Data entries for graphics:
════════════════════
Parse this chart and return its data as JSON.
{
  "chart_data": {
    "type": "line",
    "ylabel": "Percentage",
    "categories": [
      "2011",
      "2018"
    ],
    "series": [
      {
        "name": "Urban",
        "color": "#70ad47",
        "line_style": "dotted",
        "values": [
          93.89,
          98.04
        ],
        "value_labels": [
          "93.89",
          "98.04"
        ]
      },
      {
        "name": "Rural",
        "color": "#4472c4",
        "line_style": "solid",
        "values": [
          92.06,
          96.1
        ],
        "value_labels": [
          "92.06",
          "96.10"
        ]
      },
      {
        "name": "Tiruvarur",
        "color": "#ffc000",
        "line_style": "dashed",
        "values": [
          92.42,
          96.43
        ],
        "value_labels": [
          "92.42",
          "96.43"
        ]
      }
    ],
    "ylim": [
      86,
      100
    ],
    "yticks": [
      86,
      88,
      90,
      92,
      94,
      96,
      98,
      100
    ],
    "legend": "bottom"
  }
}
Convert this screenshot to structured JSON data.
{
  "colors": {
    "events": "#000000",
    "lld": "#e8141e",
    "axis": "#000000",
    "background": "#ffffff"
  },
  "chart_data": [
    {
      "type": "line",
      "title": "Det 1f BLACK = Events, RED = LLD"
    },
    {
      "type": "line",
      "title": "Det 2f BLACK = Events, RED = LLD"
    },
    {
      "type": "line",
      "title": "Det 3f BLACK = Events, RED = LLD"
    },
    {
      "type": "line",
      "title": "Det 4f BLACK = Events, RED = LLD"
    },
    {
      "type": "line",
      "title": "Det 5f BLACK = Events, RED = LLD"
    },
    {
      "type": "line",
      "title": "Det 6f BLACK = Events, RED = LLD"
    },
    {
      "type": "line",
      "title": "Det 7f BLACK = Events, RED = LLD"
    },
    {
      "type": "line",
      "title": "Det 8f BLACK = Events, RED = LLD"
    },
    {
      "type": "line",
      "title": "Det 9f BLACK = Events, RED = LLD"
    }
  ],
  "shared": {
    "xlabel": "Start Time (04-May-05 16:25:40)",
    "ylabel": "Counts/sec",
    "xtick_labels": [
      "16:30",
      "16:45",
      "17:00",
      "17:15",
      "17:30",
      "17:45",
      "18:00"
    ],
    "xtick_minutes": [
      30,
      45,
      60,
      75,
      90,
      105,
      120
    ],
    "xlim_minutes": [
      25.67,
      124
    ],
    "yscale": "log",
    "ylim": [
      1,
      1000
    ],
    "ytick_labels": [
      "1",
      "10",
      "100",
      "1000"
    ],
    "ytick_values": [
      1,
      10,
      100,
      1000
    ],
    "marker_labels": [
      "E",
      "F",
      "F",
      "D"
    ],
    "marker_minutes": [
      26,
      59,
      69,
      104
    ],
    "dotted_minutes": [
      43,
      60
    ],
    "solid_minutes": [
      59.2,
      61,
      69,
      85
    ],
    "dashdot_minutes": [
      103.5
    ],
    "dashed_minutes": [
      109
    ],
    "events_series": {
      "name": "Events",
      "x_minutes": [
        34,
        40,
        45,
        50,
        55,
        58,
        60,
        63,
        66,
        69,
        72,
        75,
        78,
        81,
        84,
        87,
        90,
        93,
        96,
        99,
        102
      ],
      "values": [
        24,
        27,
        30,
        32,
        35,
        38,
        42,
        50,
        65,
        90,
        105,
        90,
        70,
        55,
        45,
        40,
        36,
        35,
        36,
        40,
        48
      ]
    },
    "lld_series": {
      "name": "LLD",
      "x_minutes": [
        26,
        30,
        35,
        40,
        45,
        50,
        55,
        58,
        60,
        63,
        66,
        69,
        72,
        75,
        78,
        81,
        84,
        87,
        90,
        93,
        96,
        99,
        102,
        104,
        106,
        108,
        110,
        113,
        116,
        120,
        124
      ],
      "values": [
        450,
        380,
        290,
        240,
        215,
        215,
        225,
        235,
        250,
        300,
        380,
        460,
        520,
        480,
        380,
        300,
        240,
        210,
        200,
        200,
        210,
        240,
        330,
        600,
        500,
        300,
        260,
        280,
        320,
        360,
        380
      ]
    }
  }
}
════════════════════
= Task prompt =
Copy out each line of the material that holds the word "name".

= Solution to the exercise =
        "name": "Urban",
        "name": "Rural",
        "name": "Tiruvarur",
      "name": "Events",
      "name": "LLD",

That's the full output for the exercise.